▶ [Dataset excerpts]:

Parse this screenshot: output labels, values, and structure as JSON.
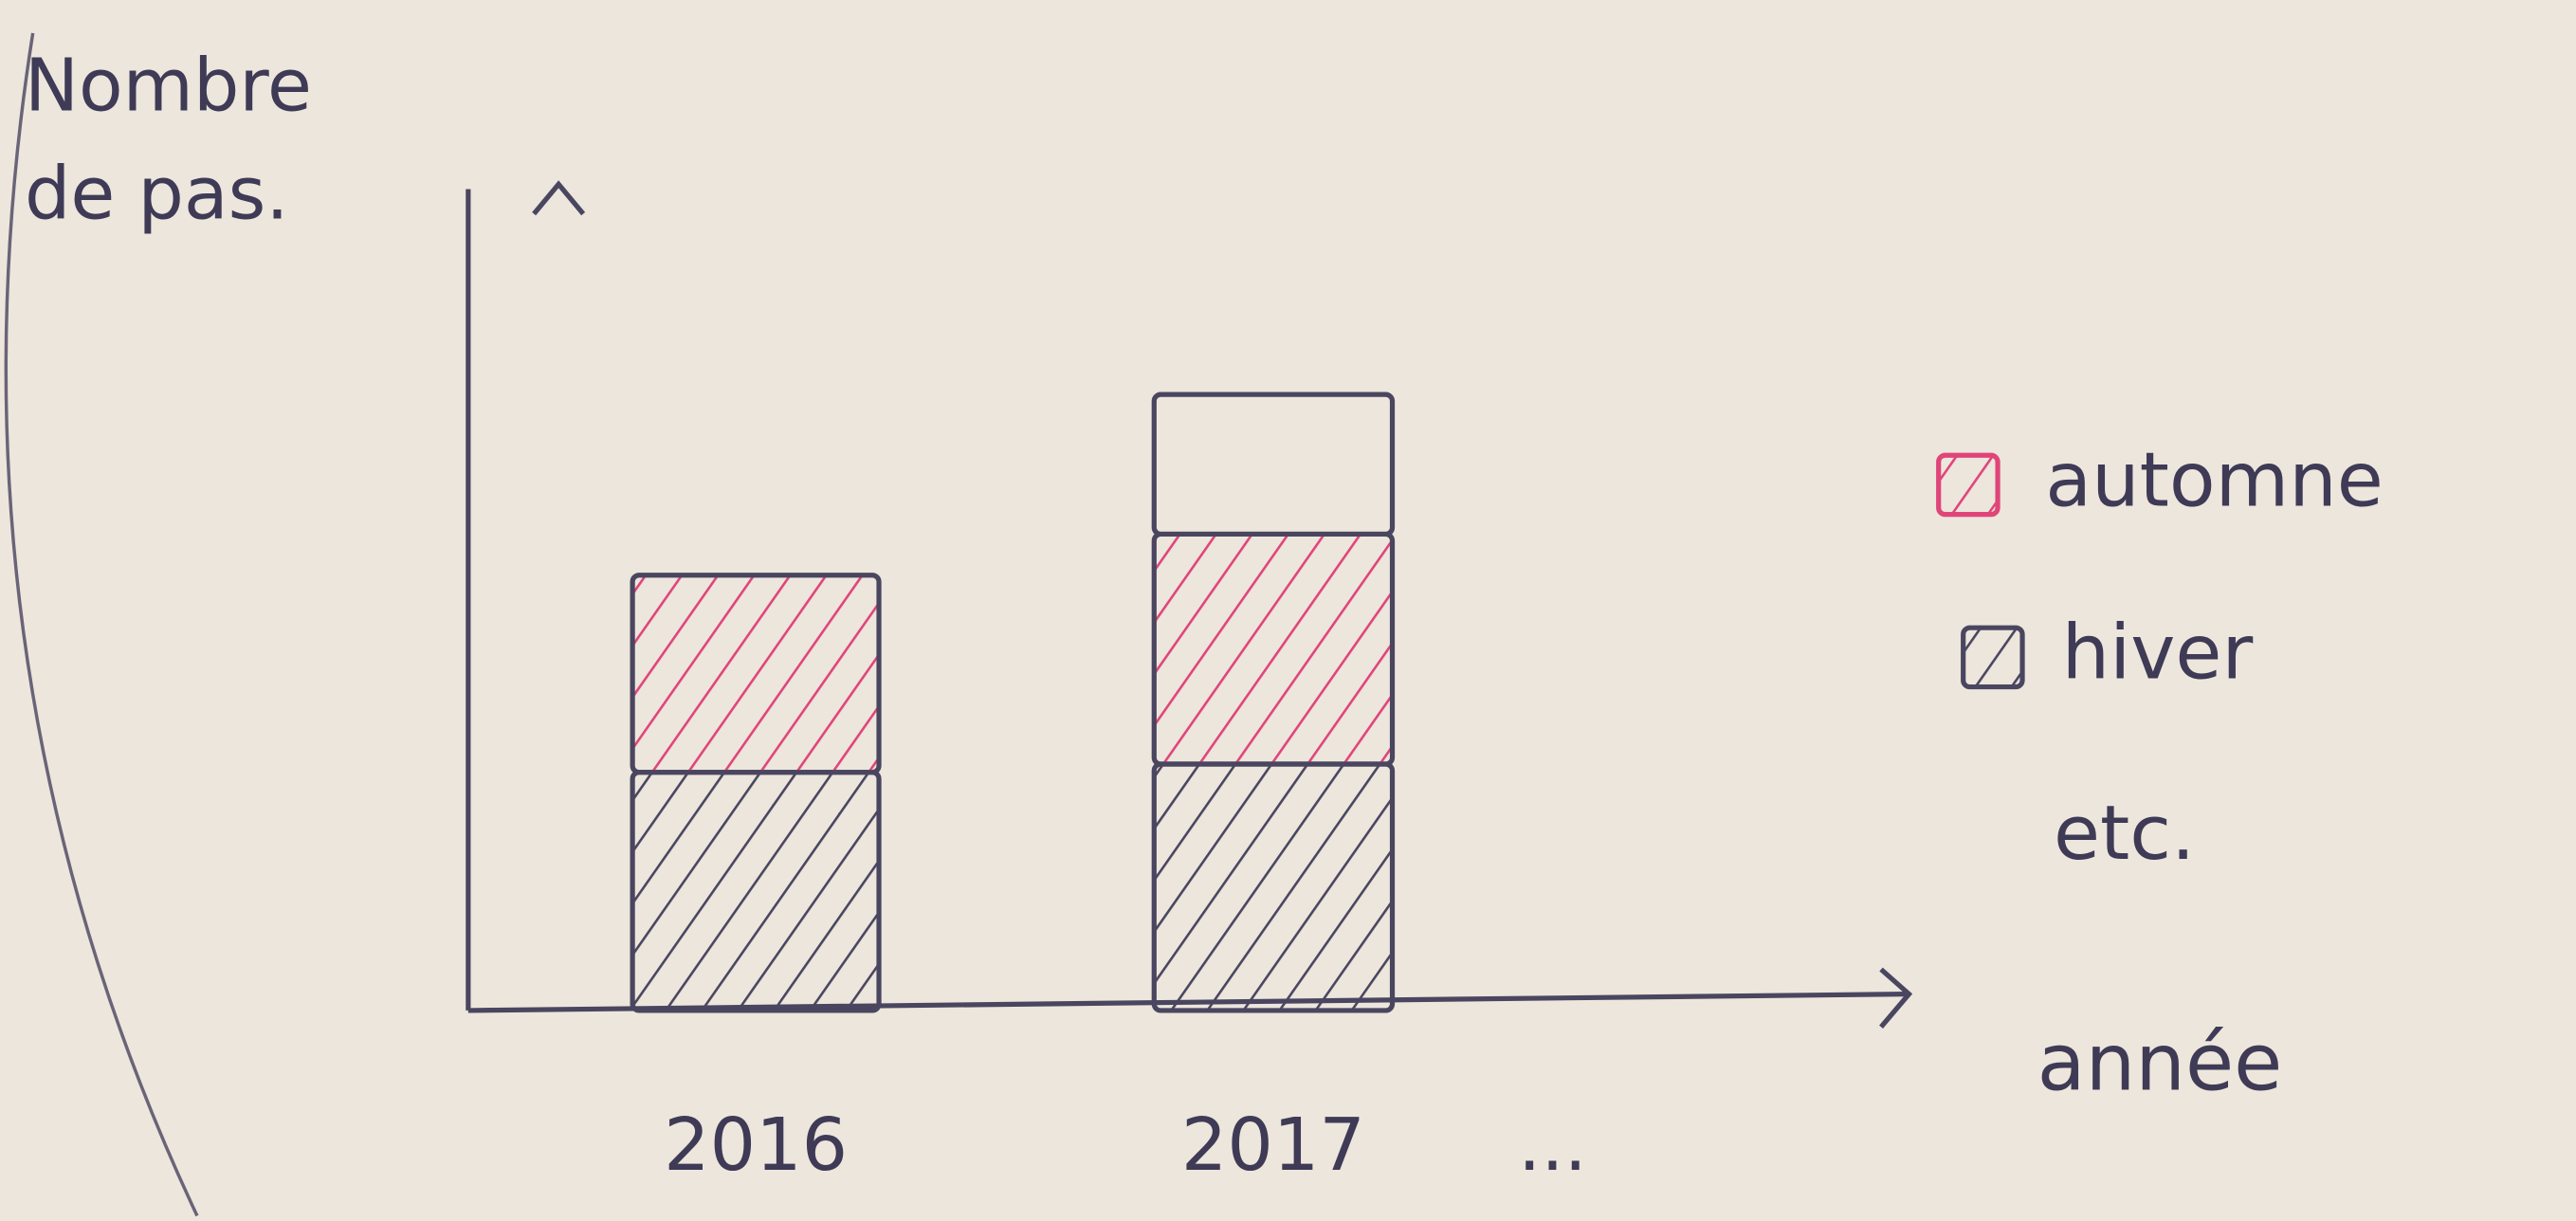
{
  "chart_data": {
    "type": "stacked_bar",
    "y_label": "Nombre de pas.",
    "x_label": "année",
    "categories": [
      "2016",
      "2017",
      "..."
    ],
    "series": [
      {
        "name": "automne",
        "color": "#e0457a",
        "hatch": true,
        "values": [
          120,
          140,
          null
        ]
      },
      {
        "name": "hiver",
        "color": "#4a4660",
        "hatch": true,
        "values": [
          145,
          150,
          null
        ]
      },
      {
        "name": "etc.",
        "color": "#4a4660",
        "hatch": false,
        "values": [
          null,
          85,
          null
        ]
      }
    ],
    "ylim": [
      0,
      500
    ]
  }
}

▶ [Task instructions]: Reproduce the full listing faithfully, but do not carry over any pictures.

▶ [Task solution]:
Parse this screenshot: output labels, values, and structure as JSON.
{
  "chart_data": {
    "type": "stacked_bar",
    "y_label": "Nombre de pas.",
    "x_label": "année",
    "categories": [
      "2016",
      "2017",
      "..."
    ],
    "series": [
      {
        "name": "automne",
        "color": "#e0457a",
        "hatch": true,
        "values": [
          120,
          140,
          null
        ]
      },
      {
        "name": "hiver",
        "color": "#4a4660",
        "hatch": true,
        "values": [
          145,
          150,
          null
        ]
      },
      {
        "name": "etc.",
        "color": "#4a4660",
        "hatch": false,
        "values": [
          null,
          85,
          null
        ]
      }
    ],
    "ylim": [
      0,
      500
    ]
  }
}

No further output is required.